Lines that include the word "Bansdih" are the ones to copy.

-- START OF Task inputs --

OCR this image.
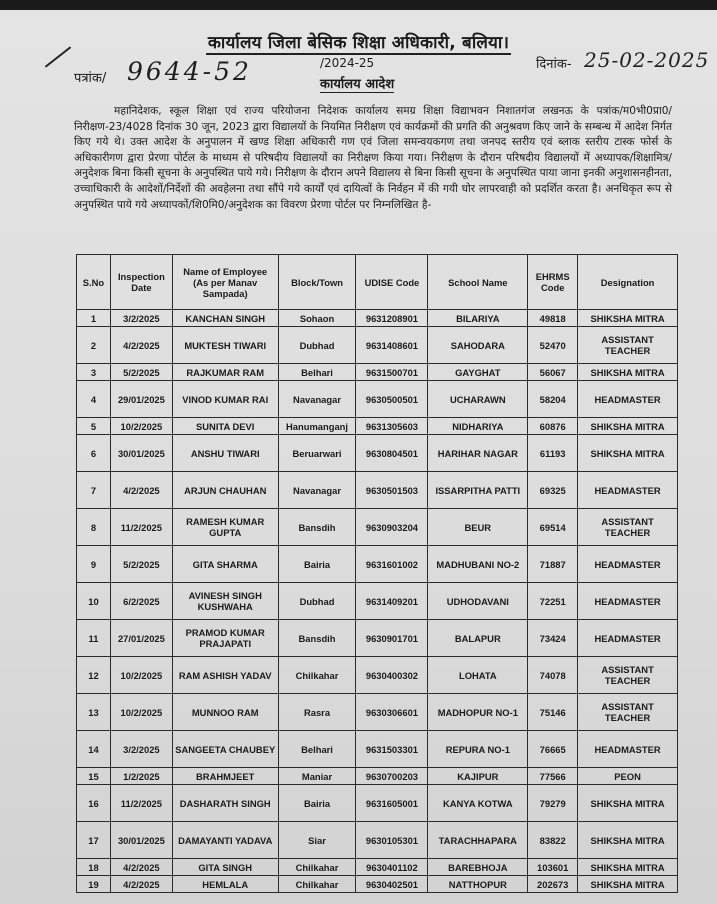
कार्यालय जिला बेसिक शिक्षा अधिकारी, बलिया।
पत्रांक/ 9644-52	/2024-25
कार्यालय आदेश
दिनांक- 25-02-2025

महानिदेशक, स्कूल शिक्षा एवं राज्य परियोजना निदेशक कार्यालय समग्र शिक्षा विद्याभवन निशातगंज लखनऊ के पत्रांक/म0भी0प्रा0/निरीक्षण-23/4028 दिनांक 30 जून, 2023 द्वारा विद्यालयों के नियमित निरीक्षण एवं कार्यक्रमों की प्रगति की अनुश्रवण किए जाने के सम्बन्ध में आदेश निर्गत किए गये थे। उक्त आदेश के अनुपालन में खण्ड शिक्षा अधिकारी गण एवं जिला समन्वयकगण तथा जनपद स्तरीय एवं ब्लाक स्तरीय टास्क फोर्स के अधिकारीगण द्वारा प्रेरणा पोर्टल के माध्यम से परिषदीय विद्यालयों का निरीक्षण किया गया। निरीक्षण के दौरान परिषदीय विद्यालयों में अध्यापक/शिक्षामित्र/अनुदेशक बिना किसी सूचना के अनुपस्थित पाये गये। निरीक्षण के दौरान अपने विद्यालय से बिना किसी सूचना के अनुपस्थित पाया जाना इनकी अनुशासनहीनता, उच्चाधिकारी के आदेशों/निर्देशों की अवहेलना तथा सौंपे गये कार्यों एवं दायित्वों के निर्वहन में की गयी घोर लापरवाही को प्रदर्शित करता है। अनधिकृत रूप से अनुपस्थित पाये गये अध्यापकों/शि0मि0/अनुदेशक का विवरण प्रेरणा पोर्टल पर निम्नलिखित है-

S.No	Inspection Date	Name of Employee (As per Manav Sampada)	Block/Town	UDISE Code	School Name	EHRMS Code	Designation
1	3/2/2025	KANCHAN SINGH	Sohaon	9631208901	BILARIYA	49818	SHIKSHA MITRA
2	4/2/2025	MUKTESH TIWARI	Dubhad	9631408601	SAHODARA	52470	ASSISTANT TEACHER
3	5/2/2025	RAJKUMAR RAM	Belhari	9631500701	GAYGHAT	56067	SHIKSHA MITRA
4	29/01/2025	VINOD KUMAR RAI	Navanagar	9630500501	UCHARAWN	58204	HEADMASTER
5	10/2/2025	SUNITA DEVI	Hanumanganj	9631305603	NIDHARIYA	60876	SHIKSHA MITRA
6	30/01/2025	ANSHU TIWARI	Beruarwari	9630804501	HARIHAR NAGAR	61193	SHIKSHA MITRA
7	4/2/2025	ARJUN CHAUHAN	Navanagar	9630501503	ISSARPITHA PATTI	69325	HEADMASTER
8	11/2/2025	RAMESH KUMAR GUPTA	Bansdih	9630903204	BEUR	69514	ASSISTANT TEACHER
9	5/2/2025	GITA SHARMA	Bairia	9631601002	MADHUBANI NO-2	71887	HEADMASTER
10	6/2/2025	AVINESH SINGH KUSHWAHA	Dubhad	9631409201	UDHODAVANI	72251	HEADMASTER
11	27/01/2025	PRAMOD KUMAR PRAJAPATI	Bansdih	9630901701	BALAPUR	73424	HEADMASTER
12	10/2/2025	RAM ASHISH YADAV	Chilkahar	9630400302	LOHATA	74078	ASSISTANT TEACHER
13	10/2/2025	MUNNOO RAM	Rasra	9630306601	MADHOPUR NO-1	75146	ASSISTANT TEACHER
14	3/2/2025	SANGEETA CHAUBEY	Belhari	9631503301	REPURA NO-1	76665	HEADMASTER
15	1/2/2025	BRAHMJEET	Maniar	9630700203	KAJIPUR	77566	PEON
16	11/2/2025	DASHARATH SINGH	Bairia	9631605001	KANYA KOTWA	79279	SHIKSHA MITRA
17	30/01/2025	DAMAYANTI YADAVA	Siar	9630105301	TARACHHAPARA	83822	SHIKSHA MITRA
18	4/2/2025	GITA SINGH	Chilkahar	9630401102	BAREBHOJA	103601	SHIKSHA MITRA
19	4/2/2025	HEMLALA	Chilkahar	9630402501	NATTHOPUR	202673	SHIKSHA MITRA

-- END OF Task inputs --

## Exercise result
8	11/2/2025	RAMESH KUMAR GUPTA	Bansdih	9630903204	BEUR	69514	ASSISTANT TEACHER
11	27/01/2025	PRAMOD KUMAR PRAJAPATI	Bansdih	9630901701	BALAPUR	73424	HEADMASTER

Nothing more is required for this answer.